Source text>

The Morrison government’s election win is also predicted to improve business and consumer confidence after both measures fell due to uncertainty about the May 18 result.
In its latest business outlook released on Monday, leading forecaster Deloitte Access Economics says other factors helping the economy include lower bank funding costs and a modestly lower Australian dollar.
“The drought and the downturn in housing prices are hurting the Australian economy, but the global slowdown has so far been good news for Oz,” Deloitte partner Chris Richardson says.
“This is the first-ever global slowdown in which the world has actually given Australia a pay rise instead of a pay cut.”
Treasurer Josh Frydenberg said changes to lending rules would free up cash for spending, while interest rates are now at one per cent.
“There’s also real money flowing to Australians and to the kitchen table, to the hip pocket, as a result of the tax cuts, interest rate cuts and the other initiatives that we have taken,” he told reporters in Townsville.
“The Australian economy does face some challenges but it also continues to grow.”
But shadow treasurer Jim Chalmers says there is “troubling complacency” in government ranks over the real state of the economy, which is still struggling despite the good news Deloitte is predicting.
“The economy is growing at the slowest pace in 10 years. Wages are remarkably stagnant,” Dr Chalmers said.
Mr Richardson said national income growth is right on its longer term average.
But inflation and wage growth may “continue to disappoint”, as unemployment isn’t able to lower enough to help the two.
Mr Richardson believes the Reserve Bank of Australia has changed its model of where the unemployment rate needs to be before wages start to grow.
It needs to drop from 5.2 per cent to somewhere below 4.5 per cent before “wages start to party”.
“But to get unemployment down to 4.5 per cent it needs to create an extra 200,000 jobs – which is hard, and that’s why (the RBA) is asking the federal government to help,” Mr Richardson says.
Deloitte predicts the cash rate to soon fall to 0.75 per cent or 0.5 per cent, with Australia to follow the global trend of having very low rates for some time.
Mr Richardson also notes the RBA’s two recent interest rate cuts happened because the economy was not only slower, it was slower than it needed to be.
Weakness in wages is predicted to last longer than the demand for commodities from China, but the states are helping by keeping up infrastructure spending.
Deloitte predicts this combination will see the budget have a relatively brief brush with surplus before easing back into modest deficit.
Although it means Australia will benefit from long-term infrastructure, the spending doesn’t leave “much of a rainy day fund”.

Aim 1> In the article on Australia's economic outlook, how many extra jobs does Mr Richardson say are needed to bring unemployment down to 4.5 per cent?
Aim 2> Decide whether each statement agrees with the article on Australia's economic outlook: (a) Deloitte lists a modestly lower Australian dollar among the factors helping the economy. (b) Deloitte expects the budget to remain in surplus for an extended period. (c) Josh Frydenberg made his remarks to reporters in Townsville.

Extracted information>

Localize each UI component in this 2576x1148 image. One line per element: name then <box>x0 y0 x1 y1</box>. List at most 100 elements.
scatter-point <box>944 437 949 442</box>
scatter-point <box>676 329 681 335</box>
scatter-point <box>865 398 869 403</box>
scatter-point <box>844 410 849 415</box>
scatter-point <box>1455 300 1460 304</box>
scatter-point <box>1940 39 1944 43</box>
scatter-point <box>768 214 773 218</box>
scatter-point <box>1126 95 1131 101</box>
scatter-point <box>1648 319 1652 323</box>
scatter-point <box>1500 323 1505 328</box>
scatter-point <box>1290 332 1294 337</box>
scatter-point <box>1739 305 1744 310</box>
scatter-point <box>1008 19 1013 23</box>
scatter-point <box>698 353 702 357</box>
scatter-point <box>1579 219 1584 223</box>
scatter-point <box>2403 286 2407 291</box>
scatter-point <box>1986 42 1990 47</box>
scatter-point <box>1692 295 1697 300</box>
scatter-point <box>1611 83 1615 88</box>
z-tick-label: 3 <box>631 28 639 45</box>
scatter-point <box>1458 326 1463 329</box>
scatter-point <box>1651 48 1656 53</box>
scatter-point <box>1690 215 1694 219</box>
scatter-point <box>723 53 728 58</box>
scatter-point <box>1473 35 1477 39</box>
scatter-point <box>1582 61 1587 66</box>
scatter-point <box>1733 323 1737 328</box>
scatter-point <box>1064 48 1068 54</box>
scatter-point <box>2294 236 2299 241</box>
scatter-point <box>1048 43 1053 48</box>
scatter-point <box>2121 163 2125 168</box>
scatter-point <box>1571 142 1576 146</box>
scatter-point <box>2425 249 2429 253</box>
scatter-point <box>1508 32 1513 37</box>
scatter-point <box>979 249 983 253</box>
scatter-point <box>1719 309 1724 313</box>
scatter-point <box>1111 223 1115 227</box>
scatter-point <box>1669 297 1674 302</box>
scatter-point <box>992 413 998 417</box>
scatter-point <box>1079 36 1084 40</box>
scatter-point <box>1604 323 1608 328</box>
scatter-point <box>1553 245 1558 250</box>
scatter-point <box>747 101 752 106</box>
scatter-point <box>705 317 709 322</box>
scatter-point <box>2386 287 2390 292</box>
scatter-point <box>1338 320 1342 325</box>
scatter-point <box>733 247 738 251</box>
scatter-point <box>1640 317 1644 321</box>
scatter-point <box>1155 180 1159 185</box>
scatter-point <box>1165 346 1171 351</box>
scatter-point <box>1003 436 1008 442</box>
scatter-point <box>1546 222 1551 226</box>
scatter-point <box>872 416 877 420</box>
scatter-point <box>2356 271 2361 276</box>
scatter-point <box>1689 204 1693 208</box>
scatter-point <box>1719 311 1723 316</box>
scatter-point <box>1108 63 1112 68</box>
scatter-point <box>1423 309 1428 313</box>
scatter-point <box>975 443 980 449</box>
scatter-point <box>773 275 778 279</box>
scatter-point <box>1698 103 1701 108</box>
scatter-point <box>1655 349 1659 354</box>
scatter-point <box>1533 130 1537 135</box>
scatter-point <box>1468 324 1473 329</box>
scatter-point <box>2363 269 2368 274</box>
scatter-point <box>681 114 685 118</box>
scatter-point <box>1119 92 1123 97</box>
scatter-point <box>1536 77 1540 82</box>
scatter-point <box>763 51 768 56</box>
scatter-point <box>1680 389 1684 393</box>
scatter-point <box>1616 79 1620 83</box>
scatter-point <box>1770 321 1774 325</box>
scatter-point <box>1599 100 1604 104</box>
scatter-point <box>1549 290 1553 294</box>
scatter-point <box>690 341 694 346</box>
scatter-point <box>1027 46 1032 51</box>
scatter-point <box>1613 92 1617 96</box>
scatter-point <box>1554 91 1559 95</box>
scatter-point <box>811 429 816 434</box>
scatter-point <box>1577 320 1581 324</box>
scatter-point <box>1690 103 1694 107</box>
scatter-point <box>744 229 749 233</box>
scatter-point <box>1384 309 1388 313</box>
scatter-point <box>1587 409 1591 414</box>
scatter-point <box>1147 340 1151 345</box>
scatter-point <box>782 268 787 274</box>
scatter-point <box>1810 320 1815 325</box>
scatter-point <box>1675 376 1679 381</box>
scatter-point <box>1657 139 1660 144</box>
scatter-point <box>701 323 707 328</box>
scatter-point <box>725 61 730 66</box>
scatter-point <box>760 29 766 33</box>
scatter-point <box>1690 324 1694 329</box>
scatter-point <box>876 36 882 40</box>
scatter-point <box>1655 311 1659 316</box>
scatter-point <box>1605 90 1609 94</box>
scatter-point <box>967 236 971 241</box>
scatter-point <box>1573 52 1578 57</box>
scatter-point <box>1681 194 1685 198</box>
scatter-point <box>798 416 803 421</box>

Expected output 1> An extra 200,000 jobs.

Expected output 2>
(a) Yes: "other factors helping the economy include lower bank funding costs and a modestly lower Australian dollar"
(b) No: "a relatively brief brush with surplus before easing back into modest deficit"
(c) Yes: "he told reporters in Townsville"